_SOURCE DOCUMENT_
☆ ☆ ☆

Environmental monitoring is supported by OpenBoot PROM.

Operating system

Solaris 9 9/05 OS or subsequent compatible versions



Typical Environmental Monitoring System Application

FIGURE 2-1 illustrates the Netra CP2500 environmental monitoring application block diagram. For locations of the temperature sensors, see FIGURE 2-2.


FIGURE 2-1 Typical Environmental Monitoring Application Block Diagram

Diagram shows the transition card linking the I2C external bus to the Netra CP2500 board (left); the power bus links other boards (middle), and power supply (right).


 

The Netra CP2500 monitors its CPU diode temperature and issues warnings at both the OpenBoot PROM and Solaris OS levels when these environmental readings are out of limits. At the Solaris OS level, the application program monitors and issues warnings for the board. At the OpenBoot PROM level, the CPU diode temperature is monitored.


Typical Cycle From Power Up to Shutdown

This section describes a typical environmental monitoring cycle from power up to shutdown.

Environmental Monitoring Protection at the OpenBoot PROM

The OpenBoot PROM monitors the CPU diode temperature at the fixed polling rate of 10 seconds and displays warning messages on the default output device whenever the measured temperature exceeds the preprogrammed warning temperature or the critical temperature. These values have defaults set by the SMC and can not be changed for the OpenBoot PROM-level monitoring.

OpenBoot PROM-level protection is enabled and can not be disabled. If the board temperature exceeds the shutdown temperature, the SMC will shut down power to the Netra CP2500 CPU. The OpenBoot PROM will send a warning or critical temperature message to the user that the Netra CP2500 is overheating.

☆ ☆ ☆

_EXERCISE DATA_
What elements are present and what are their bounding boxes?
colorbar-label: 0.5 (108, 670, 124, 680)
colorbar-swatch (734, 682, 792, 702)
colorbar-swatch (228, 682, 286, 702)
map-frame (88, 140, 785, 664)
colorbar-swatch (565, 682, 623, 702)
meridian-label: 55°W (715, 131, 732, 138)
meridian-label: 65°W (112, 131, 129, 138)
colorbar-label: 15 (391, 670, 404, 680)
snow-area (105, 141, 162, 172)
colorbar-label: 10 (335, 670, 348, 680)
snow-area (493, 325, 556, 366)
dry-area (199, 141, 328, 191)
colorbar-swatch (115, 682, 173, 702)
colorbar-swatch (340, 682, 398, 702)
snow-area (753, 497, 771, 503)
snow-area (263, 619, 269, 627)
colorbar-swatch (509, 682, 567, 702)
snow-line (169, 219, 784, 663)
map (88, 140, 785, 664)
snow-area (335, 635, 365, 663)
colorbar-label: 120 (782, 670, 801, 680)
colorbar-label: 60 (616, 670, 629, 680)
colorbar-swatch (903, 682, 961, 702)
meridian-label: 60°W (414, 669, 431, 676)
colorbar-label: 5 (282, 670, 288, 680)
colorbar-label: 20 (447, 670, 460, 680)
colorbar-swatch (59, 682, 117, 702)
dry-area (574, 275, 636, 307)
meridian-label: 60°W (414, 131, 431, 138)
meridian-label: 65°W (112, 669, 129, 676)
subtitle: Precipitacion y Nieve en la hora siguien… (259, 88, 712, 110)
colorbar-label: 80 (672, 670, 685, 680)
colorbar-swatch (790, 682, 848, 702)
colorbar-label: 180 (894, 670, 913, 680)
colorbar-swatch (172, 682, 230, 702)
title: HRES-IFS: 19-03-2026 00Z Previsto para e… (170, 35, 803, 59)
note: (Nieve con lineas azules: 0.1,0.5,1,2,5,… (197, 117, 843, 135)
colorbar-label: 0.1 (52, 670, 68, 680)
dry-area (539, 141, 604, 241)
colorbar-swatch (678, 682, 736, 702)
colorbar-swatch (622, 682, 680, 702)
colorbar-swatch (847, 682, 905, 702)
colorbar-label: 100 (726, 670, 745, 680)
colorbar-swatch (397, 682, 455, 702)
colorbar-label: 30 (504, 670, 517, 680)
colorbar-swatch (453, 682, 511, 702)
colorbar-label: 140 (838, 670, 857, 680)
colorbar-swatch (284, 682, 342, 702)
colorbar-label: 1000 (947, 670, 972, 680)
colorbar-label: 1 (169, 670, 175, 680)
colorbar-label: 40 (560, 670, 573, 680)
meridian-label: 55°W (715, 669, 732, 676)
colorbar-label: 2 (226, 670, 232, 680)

☆ ☆ ☆

_TASK 1_
Please write the records from their first line through the line containing "colorbar-swatch (565, 682, 623, 702)" as a JSON list of strings, one string per line, leaving out any blank lines.
_TASK 2_
Continue the text on Netra CP2500 environmental monitoring from its last sentence.

_FINAL RESULT 1_
[
  "What elements are present and what are their bounding boxes?",
  "colorbar-label: 0.5 (108, 670, 124, 680)",
  "colorbar-swatch (734, 682, 792, 702)",
  "colorbar-swatch (228, 682, 286, 702)",
  "map-frame (88, 140, 785, 664)",
  "colorbar-swatch (565, 682, 623, 702)"
]

_FINAL RESULT 2_
Environmental Monitoring Protection at the Operating System Level

Monitoring changes in the sensor temperatures can be a useful tool for determining problems with the room where the system is installed, functional problems with the system, or problems on the board. Establishing baseline temperatures early in deployment and operation could be used to trigger alarms if the temperatures from the sensors increase or decrease dramatically. If all the sensors go to room ambient, power has probably been lost to the host system. If one or more sensors rise in temperature substantially, there might be a system fan malfunction, the system cooling might have been compromised, or room air conditioning might have failed.

Protection at the operating system level takes place when the PICL environmental monitoring program (envmond) is running. The environmental monitoring program is part of a UNIX daemon that runs automatically when the Solaris OS boots up.

In a typical environmental monitoring application program, the software reads the CPU, inlet, and exhaust temperature sensors once every polling cycle. The program then compares the measured CPU diode temperature with the warning temperature and displays a warning message on the default output device whenever the warning temperature is exceeded.

The program can also issue a shutdown message on the default output device whenever the measured CPU diode temperature exceeds the shutdown temperature. In addition, the envmond application program can be programmed to sync and shut down the Solaris OS when conditions warrant.

Refer to Sample Application Program for an example of how a simple envmond program can be implemented.

The power module is controlled by the SMC subsystem, except for automatic controls such as overcurrent shutdown or voltage regulation. The functions controlled are core voltage output level, and power sequencing and monitoring.

Post Shutdown Recovery

The on-board voltage controller is a hardware function that is not controlled by either firmware or software. At the OpenBoot PROM level, if the board temperature exceeds the shutdown temperature, the SMC will shut down power to the Netra CP2500 CPU.

There is no mechanism for the Solaris OS to either recover or restore power to the Netra CP2500 when an unusual condition occurs, for example, if the CPU diode temperature exceeds its maximum recommended level. In either case, the end user must intervene and manually recover the Netra CP2500 as well as the system through hardware control. Once a shutdown has occurred, you can recover the board using a cold-reset IPMI command to SMC or by extracting and reinserting the board.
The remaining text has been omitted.